Scan the material below for the string "classmate", and copy every line where it shows up.

-- Material start --

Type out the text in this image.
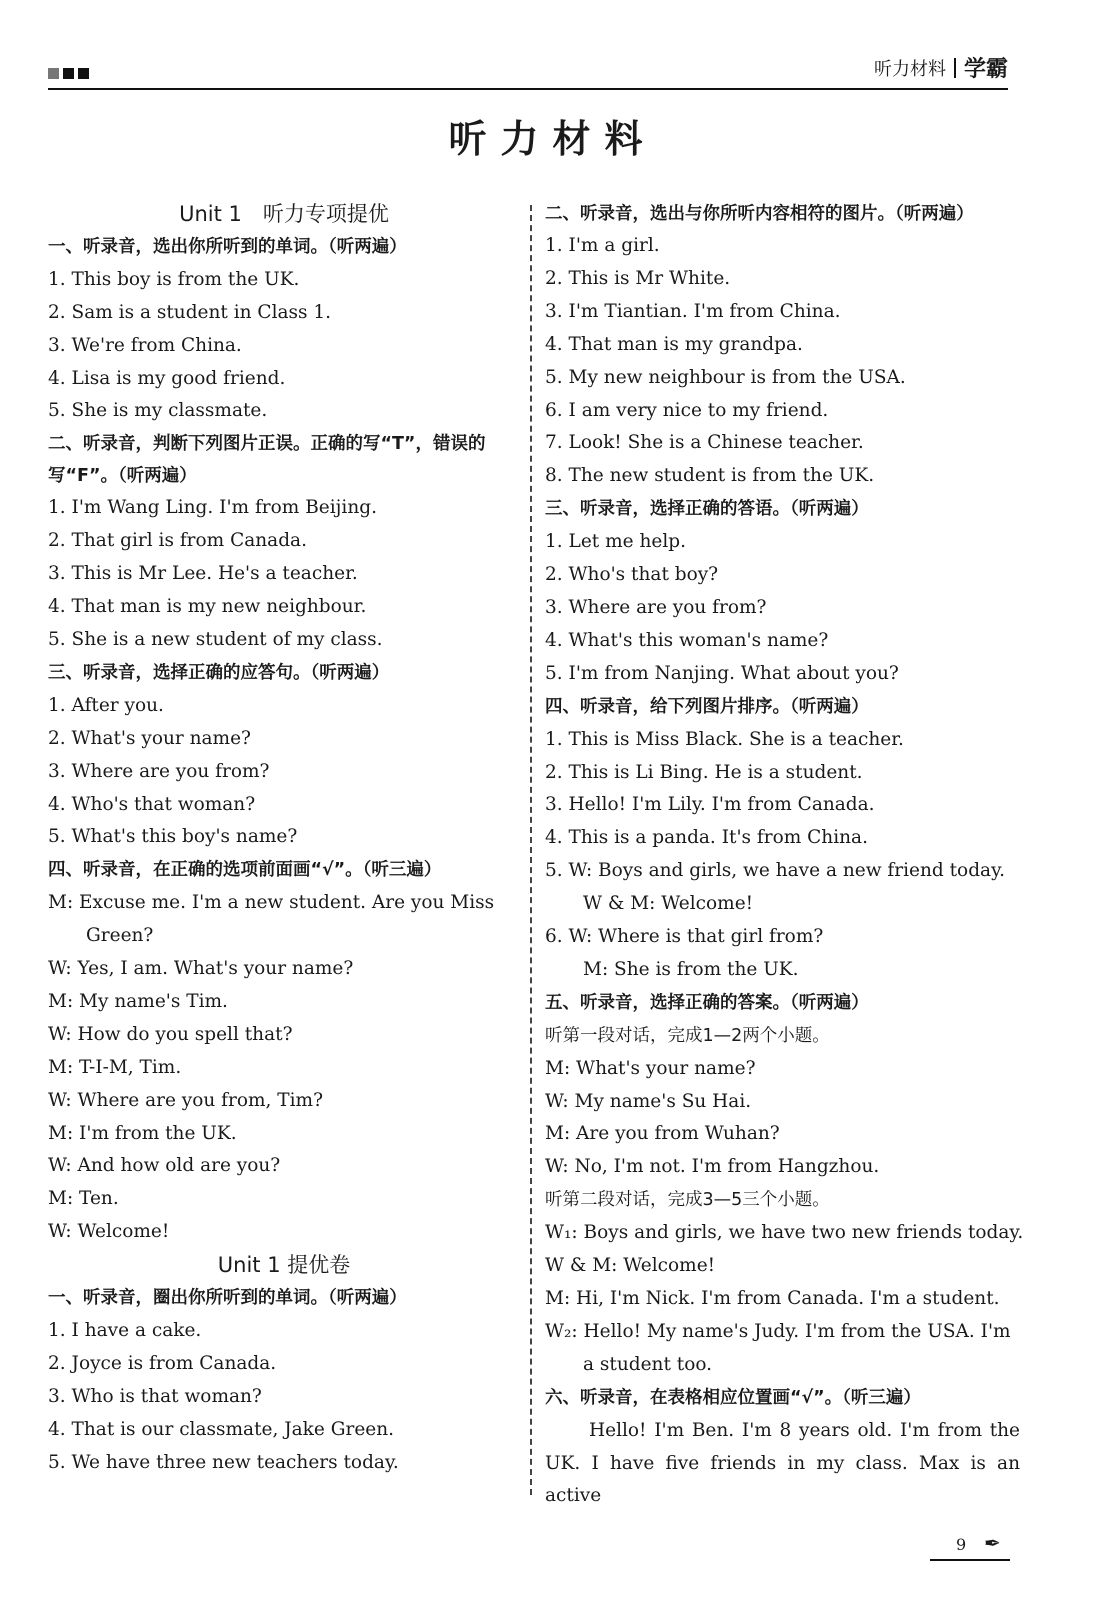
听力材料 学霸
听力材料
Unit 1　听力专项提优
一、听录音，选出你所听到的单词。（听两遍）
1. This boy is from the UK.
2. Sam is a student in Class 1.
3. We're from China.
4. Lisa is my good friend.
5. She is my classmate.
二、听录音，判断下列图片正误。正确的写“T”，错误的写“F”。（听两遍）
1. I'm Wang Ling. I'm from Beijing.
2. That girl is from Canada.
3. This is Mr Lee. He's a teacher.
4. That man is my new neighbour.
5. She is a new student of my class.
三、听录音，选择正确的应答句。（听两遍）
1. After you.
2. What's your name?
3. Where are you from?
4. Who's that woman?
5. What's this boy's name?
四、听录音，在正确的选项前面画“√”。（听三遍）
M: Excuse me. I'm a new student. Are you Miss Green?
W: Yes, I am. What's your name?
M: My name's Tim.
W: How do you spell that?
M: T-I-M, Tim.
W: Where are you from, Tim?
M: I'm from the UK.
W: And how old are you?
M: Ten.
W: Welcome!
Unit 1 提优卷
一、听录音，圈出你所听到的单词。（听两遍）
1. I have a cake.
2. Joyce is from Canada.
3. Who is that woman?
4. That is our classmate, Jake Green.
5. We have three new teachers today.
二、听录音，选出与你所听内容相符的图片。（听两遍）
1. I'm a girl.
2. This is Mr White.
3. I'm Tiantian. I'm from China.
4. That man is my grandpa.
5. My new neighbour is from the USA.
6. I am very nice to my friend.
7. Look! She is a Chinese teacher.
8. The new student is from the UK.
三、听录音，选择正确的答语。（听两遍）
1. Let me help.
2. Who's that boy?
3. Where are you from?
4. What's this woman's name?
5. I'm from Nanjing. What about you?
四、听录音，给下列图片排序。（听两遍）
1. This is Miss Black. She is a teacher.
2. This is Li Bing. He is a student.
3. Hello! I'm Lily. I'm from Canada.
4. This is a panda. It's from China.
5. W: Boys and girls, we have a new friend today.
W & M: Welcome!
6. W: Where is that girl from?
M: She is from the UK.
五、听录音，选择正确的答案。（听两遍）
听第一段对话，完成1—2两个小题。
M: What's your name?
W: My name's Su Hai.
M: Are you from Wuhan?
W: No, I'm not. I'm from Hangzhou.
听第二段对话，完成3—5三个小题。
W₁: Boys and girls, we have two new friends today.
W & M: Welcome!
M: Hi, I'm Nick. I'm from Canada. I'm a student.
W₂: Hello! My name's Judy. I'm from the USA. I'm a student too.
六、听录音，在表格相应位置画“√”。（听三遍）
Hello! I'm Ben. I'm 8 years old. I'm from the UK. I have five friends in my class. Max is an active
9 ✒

-- Material end --
-- Material start --

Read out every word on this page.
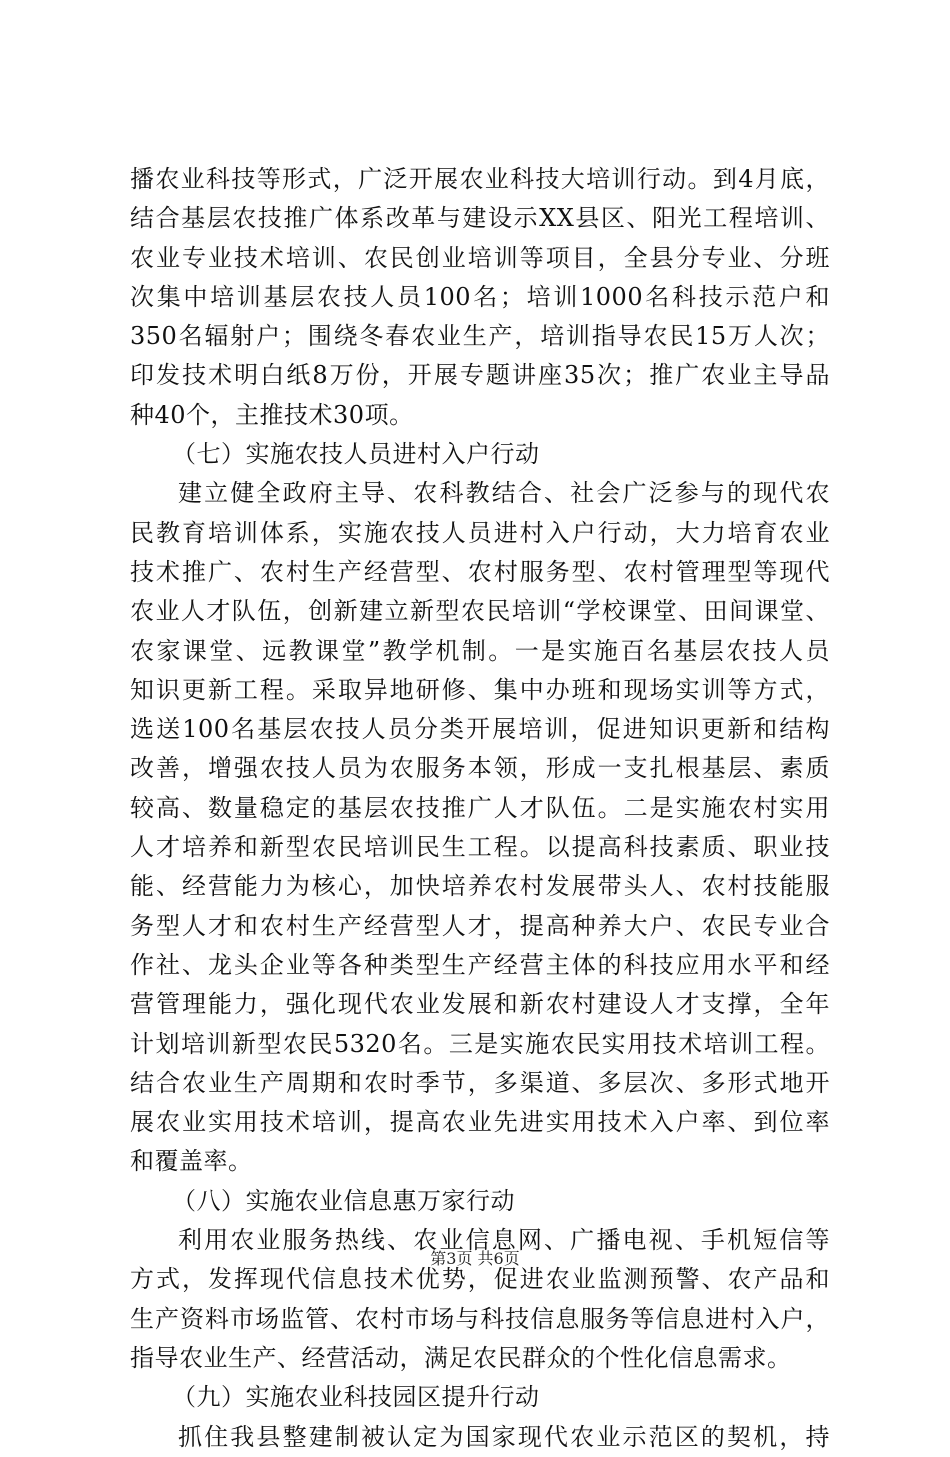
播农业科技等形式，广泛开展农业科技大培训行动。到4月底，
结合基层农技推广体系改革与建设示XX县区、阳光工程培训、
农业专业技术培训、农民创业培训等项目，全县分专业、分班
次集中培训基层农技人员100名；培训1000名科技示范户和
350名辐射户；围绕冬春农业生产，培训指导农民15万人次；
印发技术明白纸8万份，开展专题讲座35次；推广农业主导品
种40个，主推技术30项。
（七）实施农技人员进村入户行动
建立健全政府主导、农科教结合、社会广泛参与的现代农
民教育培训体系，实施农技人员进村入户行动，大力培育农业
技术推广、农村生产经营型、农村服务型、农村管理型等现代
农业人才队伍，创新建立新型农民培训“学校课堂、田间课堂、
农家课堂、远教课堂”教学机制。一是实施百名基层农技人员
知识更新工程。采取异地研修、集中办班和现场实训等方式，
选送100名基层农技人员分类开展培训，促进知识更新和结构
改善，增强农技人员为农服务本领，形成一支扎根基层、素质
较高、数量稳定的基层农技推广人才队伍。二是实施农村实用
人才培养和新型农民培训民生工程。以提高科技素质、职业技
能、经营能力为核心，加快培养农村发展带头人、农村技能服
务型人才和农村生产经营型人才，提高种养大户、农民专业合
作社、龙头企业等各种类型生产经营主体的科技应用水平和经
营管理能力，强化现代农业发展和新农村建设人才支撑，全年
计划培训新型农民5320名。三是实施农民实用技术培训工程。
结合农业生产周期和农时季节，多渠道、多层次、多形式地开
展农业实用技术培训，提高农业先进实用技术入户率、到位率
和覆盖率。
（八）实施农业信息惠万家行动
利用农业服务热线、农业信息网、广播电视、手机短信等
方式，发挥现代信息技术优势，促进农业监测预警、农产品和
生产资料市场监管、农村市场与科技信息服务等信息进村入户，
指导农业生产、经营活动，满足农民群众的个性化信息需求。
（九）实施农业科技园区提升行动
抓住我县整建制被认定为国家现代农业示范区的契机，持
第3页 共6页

-- Material end --

Result of the task:
5. She is my classmate.
4. That is our classmate, Jake Green.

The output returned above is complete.